Data excerpts:
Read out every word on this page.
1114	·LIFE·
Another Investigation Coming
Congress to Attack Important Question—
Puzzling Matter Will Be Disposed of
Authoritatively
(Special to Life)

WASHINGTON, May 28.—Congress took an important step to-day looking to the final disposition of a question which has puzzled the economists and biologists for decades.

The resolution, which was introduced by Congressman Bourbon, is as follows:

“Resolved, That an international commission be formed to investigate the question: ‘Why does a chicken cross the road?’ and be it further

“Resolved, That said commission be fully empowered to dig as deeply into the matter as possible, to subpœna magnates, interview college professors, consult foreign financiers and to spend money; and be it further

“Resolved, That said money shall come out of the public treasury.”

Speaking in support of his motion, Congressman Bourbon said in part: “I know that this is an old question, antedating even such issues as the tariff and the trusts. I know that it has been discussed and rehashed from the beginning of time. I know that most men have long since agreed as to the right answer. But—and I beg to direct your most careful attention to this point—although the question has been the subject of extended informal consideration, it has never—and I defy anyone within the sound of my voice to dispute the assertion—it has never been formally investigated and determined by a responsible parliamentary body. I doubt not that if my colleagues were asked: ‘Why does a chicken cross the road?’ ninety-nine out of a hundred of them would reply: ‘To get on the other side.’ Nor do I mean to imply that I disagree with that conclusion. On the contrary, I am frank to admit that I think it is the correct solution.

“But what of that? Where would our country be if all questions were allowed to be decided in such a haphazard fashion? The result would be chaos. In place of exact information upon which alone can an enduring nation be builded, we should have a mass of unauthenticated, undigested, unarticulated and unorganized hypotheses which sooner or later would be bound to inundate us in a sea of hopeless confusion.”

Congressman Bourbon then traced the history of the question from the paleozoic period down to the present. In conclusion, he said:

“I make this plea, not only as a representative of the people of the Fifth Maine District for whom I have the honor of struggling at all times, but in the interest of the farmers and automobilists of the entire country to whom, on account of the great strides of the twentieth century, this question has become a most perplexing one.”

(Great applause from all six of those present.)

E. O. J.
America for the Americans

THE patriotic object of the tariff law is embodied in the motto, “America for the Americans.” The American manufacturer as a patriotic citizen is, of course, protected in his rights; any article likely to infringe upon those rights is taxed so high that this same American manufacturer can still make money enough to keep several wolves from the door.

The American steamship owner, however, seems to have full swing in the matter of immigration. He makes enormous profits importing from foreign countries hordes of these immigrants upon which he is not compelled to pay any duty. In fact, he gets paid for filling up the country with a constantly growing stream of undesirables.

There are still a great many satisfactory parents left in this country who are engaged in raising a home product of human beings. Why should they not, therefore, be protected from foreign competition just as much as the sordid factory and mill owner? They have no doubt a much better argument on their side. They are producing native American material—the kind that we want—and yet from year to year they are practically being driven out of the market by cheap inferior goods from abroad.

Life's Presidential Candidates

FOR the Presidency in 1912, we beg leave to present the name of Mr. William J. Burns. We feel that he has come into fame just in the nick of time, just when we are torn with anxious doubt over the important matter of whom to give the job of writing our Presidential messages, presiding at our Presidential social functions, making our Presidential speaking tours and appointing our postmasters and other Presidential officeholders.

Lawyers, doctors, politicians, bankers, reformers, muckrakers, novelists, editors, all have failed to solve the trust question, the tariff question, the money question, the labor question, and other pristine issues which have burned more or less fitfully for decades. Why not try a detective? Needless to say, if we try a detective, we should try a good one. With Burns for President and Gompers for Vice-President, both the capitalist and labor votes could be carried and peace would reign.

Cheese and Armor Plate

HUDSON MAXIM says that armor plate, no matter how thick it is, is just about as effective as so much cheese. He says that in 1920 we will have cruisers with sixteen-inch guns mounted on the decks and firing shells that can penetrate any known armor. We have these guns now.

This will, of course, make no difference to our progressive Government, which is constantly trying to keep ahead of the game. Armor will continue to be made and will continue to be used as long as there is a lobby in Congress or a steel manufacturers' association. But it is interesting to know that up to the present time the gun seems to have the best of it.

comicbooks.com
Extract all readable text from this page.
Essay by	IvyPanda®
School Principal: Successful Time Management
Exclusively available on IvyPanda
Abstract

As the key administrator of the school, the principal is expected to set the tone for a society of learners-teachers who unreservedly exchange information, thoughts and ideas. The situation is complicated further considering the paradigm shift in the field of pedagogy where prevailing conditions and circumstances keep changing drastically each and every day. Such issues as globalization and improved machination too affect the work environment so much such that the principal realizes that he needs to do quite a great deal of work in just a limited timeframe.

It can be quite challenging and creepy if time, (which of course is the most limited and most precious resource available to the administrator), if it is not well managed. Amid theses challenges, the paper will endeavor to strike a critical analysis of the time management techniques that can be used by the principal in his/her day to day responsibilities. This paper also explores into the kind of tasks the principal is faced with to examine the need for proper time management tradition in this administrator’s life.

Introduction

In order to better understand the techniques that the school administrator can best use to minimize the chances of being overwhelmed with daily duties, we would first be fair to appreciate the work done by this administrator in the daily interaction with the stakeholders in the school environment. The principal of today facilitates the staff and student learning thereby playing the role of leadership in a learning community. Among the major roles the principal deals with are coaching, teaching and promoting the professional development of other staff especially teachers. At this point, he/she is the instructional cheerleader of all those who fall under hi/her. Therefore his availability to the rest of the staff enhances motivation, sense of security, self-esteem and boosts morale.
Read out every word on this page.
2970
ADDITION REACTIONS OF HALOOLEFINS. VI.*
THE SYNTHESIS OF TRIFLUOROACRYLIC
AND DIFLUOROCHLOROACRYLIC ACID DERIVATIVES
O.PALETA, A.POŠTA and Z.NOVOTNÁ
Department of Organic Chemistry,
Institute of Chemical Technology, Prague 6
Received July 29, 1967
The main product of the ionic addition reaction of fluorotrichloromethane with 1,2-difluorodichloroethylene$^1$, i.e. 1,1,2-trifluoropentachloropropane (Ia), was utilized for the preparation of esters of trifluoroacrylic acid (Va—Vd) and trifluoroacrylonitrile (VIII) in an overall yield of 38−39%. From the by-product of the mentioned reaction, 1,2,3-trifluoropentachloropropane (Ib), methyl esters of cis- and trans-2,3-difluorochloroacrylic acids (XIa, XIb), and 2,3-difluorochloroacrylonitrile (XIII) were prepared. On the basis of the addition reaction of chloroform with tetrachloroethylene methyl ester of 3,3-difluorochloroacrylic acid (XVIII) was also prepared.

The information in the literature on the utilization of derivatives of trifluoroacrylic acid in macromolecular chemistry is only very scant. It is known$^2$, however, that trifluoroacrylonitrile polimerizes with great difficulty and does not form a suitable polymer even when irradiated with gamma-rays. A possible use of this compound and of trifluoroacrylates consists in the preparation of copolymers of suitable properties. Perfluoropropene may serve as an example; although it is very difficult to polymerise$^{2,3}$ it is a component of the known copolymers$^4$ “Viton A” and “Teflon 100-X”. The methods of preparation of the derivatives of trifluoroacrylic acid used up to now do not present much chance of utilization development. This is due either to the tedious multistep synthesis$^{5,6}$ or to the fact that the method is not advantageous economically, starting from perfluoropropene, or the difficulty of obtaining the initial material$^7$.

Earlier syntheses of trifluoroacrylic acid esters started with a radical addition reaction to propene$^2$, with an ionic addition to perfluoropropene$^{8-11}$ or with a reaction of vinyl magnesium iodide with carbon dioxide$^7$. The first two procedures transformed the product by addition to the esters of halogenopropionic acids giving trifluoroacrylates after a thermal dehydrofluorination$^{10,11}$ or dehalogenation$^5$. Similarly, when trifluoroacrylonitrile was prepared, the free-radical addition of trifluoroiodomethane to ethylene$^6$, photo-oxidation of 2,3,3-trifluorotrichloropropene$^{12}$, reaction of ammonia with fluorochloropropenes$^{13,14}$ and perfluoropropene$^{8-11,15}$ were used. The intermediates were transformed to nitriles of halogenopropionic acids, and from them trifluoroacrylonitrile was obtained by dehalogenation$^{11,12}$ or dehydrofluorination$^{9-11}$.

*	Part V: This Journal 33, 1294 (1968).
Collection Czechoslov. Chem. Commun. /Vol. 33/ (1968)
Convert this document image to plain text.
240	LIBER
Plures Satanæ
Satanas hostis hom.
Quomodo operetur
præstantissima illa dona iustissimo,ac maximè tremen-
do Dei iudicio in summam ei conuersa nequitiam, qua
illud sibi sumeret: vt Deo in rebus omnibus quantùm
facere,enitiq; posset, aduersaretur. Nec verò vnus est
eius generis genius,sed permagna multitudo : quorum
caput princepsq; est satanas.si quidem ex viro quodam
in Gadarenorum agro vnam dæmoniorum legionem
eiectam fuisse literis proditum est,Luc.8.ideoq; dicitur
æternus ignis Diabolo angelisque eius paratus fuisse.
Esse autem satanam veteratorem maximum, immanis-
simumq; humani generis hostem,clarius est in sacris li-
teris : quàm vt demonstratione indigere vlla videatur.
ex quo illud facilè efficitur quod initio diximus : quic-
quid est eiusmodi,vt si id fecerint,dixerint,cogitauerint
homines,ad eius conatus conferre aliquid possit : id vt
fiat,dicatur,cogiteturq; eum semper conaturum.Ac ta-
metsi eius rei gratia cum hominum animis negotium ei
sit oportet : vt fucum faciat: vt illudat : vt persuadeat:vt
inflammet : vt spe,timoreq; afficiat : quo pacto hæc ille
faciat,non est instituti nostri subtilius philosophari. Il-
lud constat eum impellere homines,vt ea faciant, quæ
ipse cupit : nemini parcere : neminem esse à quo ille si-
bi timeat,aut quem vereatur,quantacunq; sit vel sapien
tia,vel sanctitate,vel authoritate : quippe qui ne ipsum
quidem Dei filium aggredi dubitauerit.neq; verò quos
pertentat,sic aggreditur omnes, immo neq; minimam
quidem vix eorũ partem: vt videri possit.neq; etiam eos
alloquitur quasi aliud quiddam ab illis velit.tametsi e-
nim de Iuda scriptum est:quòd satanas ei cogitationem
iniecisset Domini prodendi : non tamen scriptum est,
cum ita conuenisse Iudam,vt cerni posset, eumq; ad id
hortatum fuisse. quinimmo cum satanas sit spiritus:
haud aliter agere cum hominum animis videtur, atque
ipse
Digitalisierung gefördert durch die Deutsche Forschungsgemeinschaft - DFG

_Set problem_
Each line with the string "kind" in it needs to be found and copied.

_Expected output_
There are still a great many satisfactory parents left in this country who are engaged in raising a home product of human beings. Why should they not, therefore, be protected from foreign competition just as much as the sordid factory and mill owner? They have no doubt a much better argument on their side. They are producing native American material—the kind that we want—and yet from year to year they are practically being driven out of the market by cheap inferior goods from abroad.
It can be quite challenging and creepy if time, (which of course is the most limited and most precious resource available to the administrator), if it is not well managed. Amid theses challenges, the paper will endeavor to strike a critical analysis of the time management techniques that can be used by the principal in his/her day to day responsibilities. This paper also explores into the kind of tasks the principal is faced with to examine the need for proper time management tradition in this administrator’s life.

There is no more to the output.